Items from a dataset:
────────
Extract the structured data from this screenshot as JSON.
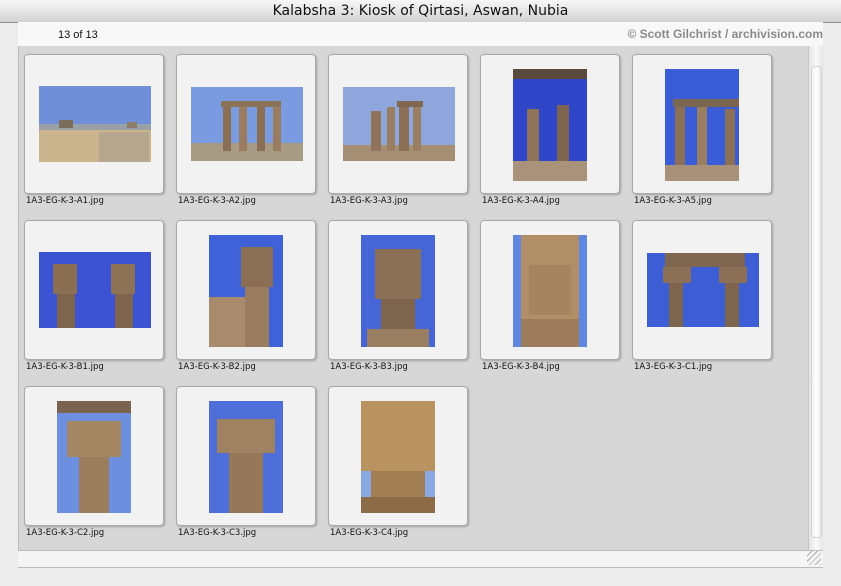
{
  "window": {
    "title": "Kalabsha 3: Kiosk of Qirtasi, Aswan, Nubia"
  },
  "toolbar": {
    "counter": "13 of 13",
    "copyright": "© Scott Gilchrist / archivision.com"
  },
  "thumbnails": [
    {
      "filename": "1A3-EG-K-3-A1.jpg",
      "subject": "distant-temple-landscape"
    },
    {
      "filename": "1A3-EG-K-3-A2.jpg",
      "subject": "kiosk-columns-front"
    },
    {
      "filename": "1A3-EG-K-3-A3.jpg",
      "subject": "kiosk-ruins-side"
    },
    {
      "filename": "1A3-EG-K-3-A4.jpg",
      "subject": "kiosk-interior-portrait"
    },
    {
      "filename": "1A3-EG-K-3-A5.jpg",
      "subject": "kiosk-columns-portrait"
    },
    {
      "filename": "1A3-EG-K-3-B1.jpg",
      "subject": "hathor-capitals-pair"
    },
    {
      "filename": "1A3-EG-K-3-B2.jpg",
      "subject": "hathor-column-portrait"
    },
    {
      "filename": "1A3-EG-K-3-B3.jpg",
      "subject": "hathor-capital-closeup"
    },
    {
      "filename": "1A3-EG-K-3-B4.jpg",
      "subject": "hathor-head-detail"
    },
    {
      "filename": "1A3-EG-K-3-C1.jpg",
      "subject": "columns-with-lintel"
    },
    {
      "filename": "1A3-EG-K-3-C2.jpg",
      "subject": "floral-capital"
    },
    {
      "filename": "1A3-EG-K-3-C3.jpg",
      "subject": "floral-capital-2"
    },
    {
      "filename": "1A3-EG-K-3-C4.jpg",
      "subject": "floral-capital-detail"
    }
  ]
}
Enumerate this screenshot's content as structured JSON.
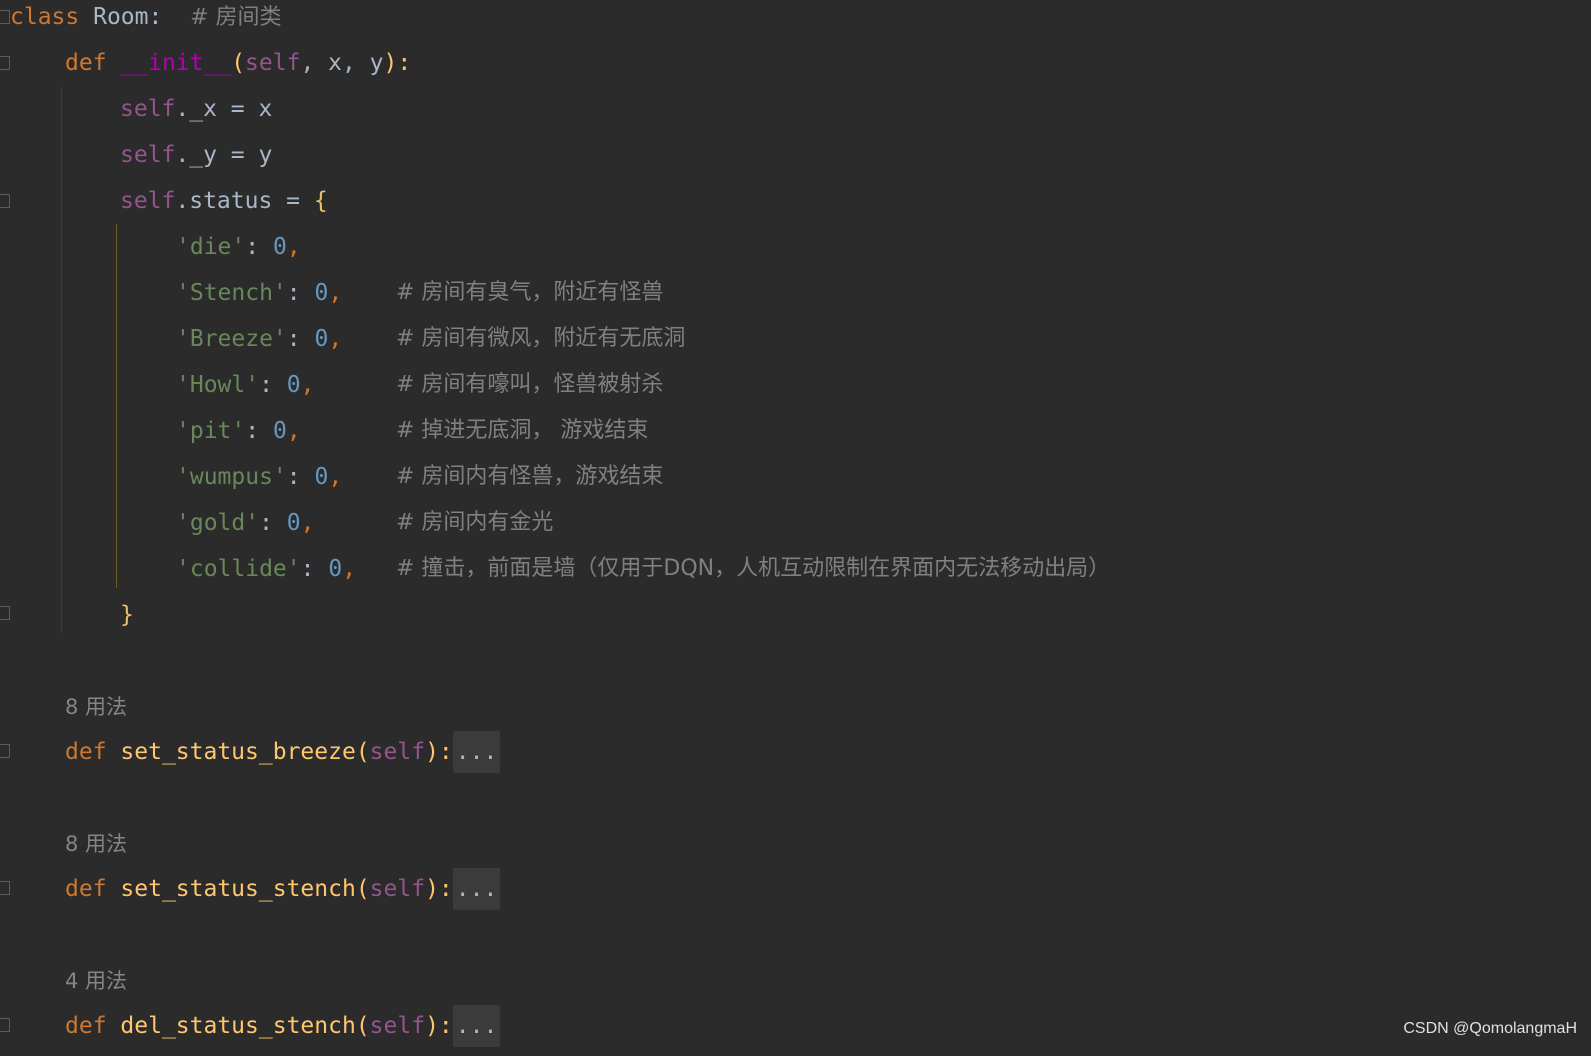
────────
■ Your task
Transcribe the preceding listing in its entirety and with exact wording, leaving out pictures.

■ Solution for this task
Extract the structured data from this screenshot as JSON.
{
  "window": {
    "title": "Kalabsha 3: Kiosk of Qirtasi, Aswan, Nubia"
  },
  "toolbar": {
    "counter": "13 of 13",
    "copyright": "© Scott Gilchrist / archivision.com"
  },
  "thumbnails": [
    {
      "filename": "1A3-EG-K-3-A1.jpg",
      "subject": "distant-temple-landscape"
    },
    {
      "filename": "1A3-EG-K-3-A2.jpg",
      "subject": "kiosk-columns-front"
    },
    {
      "filename": "1A3-EG-K-3-A3.jpg",
      "subject": "kiosk-ruins-side"
    },
    {
      "filename": "1A3-EG-K-3-A4.jpg",
      "subject": "kiosk-interior-portrait"
    },
    {
      "filename": "1A3-EG-K-3-A5.jpg",
      "subject": "kiosk-columns-portrait"
    },
    {
      "filename": "1A3-EG-K-3-B1.jpg",
      "subject": "hathor-capitals-pair"
    },
    {
      "filename": "1A3-EG-K-3-B2.jpg",
      "subject": "hathor-column-portrait"
    },
    {
      "filename": "1A3-EG-K-3-B3.jpg",
      "subject": "hathor-capital-closeup"
    },
    {
      "filename": "1A3-EG-K-3-B4.jpg",
      "subject": "hathor-head-detail"
    },
    {
      "filename": "1A3-EG-K-3-C1.jpg",
      "subject": "columns-with-lintel"
    },
    {
      "filename": "1A3-EG-K-3-C2.jpg",
      "subject": "floral-capital"
    },
    {
      "filename": "1A3-EG-K-3-C3.jpg",
      "subject": "floral-capital-2"
    },
    {
      "filename": "1A3-EG-K-3-C4.jpg",
      "subject": "floral-capital-detail"
    }
  ]
}
Enumerate this screenshot's content as structured JSON.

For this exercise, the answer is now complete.